Directions:
Copy out each line containing "последнее" from the entries below.
— Begin Material provided —
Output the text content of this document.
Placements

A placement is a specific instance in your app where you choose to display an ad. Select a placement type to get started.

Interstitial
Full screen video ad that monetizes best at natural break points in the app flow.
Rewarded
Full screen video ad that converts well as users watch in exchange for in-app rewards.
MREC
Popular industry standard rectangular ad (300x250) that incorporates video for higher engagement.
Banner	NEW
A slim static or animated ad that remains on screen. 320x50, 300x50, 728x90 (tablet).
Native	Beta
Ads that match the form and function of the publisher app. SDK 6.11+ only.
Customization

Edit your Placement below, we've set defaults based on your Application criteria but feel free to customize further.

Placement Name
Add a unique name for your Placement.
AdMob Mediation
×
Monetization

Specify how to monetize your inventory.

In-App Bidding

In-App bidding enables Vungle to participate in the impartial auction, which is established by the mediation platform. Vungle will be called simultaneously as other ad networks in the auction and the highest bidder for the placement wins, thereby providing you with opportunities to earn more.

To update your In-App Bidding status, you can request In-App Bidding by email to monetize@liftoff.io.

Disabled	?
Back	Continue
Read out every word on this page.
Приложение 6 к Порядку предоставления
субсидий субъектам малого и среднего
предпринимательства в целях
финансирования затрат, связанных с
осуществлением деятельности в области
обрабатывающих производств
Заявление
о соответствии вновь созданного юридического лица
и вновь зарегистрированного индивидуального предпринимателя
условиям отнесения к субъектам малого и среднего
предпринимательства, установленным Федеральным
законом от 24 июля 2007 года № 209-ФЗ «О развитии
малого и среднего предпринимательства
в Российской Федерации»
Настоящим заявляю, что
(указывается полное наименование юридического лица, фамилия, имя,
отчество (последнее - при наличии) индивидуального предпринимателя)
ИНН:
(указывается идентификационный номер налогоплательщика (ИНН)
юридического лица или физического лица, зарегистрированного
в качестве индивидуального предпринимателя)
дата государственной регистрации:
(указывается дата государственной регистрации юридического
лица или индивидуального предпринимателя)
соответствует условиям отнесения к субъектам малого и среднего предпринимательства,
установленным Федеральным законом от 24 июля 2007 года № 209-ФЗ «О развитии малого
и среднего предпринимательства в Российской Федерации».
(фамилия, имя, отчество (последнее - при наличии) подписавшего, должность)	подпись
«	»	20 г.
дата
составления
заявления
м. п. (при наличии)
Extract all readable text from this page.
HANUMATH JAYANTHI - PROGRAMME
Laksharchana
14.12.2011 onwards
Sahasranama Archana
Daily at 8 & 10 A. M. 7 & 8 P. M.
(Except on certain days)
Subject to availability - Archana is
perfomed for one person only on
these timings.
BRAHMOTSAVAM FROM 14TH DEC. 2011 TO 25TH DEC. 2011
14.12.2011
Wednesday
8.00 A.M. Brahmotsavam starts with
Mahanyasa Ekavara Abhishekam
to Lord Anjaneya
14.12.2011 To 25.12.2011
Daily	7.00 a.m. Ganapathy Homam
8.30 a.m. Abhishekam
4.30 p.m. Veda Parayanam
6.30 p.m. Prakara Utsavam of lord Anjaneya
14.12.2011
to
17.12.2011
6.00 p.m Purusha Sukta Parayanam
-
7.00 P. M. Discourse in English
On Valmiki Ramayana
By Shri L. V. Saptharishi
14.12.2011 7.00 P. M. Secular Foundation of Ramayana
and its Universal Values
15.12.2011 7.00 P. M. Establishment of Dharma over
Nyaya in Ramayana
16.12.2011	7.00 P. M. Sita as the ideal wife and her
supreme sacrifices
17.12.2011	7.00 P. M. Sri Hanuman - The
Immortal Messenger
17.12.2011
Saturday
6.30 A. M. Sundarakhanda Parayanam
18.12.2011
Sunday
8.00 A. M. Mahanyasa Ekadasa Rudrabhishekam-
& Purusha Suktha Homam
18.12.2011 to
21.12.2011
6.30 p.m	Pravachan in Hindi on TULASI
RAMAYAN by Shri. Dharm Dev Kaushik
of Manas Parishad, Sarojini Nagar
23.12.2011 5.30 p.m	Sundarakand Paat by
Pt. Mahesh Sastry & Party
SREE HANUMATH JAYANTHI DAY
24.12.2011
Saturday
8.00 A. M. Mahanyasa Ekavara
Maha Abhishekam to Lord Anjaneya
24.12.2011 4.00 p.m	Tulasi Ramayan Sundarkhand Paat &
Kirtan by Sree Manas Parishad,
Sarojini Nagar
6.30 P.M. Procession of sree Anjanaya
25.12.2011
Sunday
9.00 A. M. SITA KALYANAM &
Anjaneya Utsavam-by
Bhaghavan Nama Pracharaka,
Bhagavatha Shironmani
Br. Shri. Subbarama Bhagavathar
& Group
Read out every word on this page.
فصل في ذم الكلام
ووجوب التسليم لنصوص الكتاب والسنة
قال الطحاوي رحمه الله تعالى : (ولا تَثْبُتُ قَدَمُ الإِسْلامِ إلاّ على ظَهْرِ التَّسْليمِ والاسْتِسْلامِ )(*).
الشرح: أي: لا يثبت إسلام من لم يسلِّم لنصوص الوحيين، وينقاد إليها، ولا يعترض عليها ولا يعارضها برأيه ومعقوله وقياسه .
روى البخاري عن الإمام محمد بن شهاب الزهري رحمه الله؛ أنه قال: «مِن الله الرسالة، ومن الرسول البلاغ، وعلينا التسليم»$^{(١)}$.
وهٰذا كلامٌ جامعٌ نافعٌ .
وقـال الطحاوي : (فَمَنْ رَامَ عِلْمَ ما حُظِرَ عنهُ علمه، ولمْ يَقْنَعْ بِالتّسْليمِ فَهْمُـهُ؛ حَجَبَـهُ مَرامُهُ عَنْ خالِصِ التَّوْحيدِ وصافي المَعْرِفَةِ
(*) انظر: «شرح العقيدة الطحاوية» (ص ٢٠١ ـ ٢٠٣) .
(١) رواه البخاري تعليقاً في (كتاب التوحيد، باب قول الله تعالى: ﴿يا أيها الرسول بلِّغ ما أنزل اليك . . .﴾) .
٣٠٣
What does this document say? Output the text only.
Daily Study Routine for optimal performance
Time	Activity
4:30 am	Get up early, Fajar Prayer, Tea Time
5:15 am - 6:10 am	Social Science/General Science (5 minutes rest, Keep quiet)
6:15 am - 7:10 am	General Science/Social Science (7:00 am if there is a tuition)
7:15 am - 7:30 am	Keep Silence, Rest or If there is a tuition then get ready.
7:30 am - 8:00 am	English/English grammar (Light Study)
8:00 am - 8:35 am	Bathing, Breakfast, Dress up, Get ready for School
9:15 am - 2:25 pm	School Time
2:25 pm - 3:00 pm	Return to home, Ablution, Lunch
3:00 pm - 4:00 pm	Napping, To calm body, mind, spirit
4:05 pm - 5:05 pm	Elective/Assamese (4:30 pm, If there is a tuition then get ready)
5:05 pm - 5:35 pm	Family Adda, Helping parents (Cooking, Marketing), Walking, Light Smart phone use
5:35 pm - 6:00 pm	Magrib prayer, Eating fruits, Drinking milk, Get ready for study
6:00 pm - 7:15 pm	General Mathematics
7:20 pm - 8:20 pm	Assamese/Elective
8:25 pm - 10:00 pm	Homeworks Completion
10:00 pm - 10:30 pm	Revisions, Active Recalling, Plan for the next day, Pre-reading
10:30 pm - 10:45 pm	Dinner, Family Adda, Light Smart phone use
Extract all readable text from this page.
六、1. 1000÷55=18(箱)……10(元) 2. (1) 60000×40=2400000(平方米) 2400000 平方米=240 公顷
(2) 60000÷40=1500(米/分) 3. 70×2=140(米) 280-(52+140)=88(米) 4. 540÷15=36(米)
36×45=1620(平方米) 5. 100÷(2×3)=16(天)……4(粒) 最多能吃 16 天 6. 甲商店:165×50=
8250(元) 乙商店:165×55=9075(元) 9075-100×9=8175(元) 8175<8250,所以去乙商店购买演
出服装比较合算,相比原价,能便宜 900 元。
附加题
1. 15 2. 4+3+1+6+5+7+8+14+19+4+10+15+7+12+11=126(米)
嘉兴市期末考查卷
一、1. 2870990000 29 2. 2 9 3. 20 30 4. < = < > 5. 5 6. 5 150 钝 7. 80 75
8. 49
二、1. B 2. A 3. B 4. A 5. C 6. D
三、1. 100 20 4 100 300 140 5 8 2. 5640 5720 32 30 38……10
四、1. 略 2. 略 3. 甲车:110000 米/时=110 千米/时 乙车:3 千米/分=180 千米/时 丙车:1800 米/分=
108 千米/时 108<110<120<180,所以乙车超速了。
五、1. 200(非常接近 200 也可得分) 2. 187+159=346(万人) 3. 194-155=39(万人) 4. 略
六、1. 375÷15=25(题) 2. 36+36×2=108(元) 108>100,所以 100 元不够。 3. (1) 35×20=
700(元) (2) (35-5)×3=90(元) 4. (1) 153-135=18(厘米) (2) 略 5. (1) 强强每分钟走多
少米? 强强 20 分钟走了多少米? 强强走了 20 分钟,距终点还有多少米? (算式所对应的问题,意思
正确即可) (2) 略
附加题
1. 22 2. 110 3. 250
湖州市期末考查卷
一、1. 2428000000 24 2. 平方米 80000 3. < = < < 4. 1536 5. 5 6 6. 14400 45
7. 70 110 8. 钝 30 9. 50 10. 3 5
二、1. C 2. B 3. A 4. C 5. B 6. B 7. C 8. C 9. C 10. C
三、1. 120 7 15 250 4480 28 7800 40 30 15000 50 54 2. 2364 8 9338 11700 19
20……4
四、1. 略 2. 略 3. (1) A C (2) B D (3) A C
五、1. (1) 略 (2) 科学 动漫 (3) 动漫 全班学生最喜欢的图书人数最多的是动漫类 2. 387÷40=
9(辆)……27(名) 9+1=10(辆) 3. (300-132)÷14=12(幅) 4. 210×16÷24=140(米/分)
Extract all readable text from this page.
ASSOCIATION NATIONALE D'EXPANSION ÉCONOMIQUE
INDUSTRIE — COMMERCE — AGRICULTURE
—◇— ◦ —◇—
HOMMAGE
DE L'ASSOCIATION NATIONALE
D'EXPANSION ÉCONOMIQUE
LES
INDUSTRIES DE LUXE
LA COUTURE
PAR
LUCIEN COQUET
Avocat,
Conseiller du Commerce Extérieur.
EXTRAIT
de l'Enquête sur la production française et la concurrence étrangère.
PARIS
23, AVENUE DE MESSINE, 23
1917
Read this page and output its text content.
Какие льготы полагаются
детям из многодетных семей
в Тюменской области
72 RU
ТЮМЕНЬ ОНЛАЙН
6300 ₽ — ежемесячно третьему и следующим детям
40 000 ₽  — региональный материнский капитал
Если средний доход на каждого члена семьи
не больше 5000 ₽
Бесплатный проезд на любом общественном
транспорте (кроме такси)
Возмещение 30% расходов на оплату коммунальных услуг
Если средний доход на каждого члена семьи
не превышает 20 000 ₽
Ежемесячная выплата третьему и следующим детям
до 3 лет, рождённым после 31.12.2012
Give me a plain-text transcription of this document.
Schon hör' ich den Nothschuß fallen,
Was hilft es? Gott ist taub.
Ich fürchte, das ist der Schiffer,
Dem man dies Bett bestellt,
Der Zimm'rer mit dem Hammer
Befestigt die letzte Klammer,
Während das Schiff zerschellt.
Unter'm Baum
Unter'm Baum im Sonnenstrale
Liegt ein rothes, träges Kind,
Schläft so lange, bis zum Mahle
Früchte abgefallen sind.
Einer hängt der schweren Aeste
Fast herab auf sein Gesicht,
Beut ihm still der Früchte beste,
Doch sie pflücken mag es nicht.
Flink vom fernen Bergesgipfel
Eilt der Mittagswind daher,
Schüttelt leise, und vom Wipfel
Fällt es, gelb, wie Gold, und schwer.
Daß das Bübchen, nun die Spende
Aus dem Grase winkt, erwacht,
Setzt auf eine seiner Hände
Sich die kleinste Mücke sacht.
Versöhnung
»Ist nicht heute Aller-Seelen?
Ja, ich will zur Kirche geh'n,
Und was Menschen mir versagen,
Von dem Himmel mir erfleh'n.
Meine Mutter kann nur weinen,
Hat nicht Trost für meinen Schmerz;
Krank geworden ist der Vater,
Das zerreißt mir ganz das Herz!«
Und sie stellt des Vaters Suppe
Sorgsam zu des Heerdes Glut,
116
— End Material provided —
Answer to the problem:
отчество (последнее - при наличии) индивидуального предпринимателя)
(фамилия, имя, отчество (последнее - при наличии) подписавшего, должность)	подпись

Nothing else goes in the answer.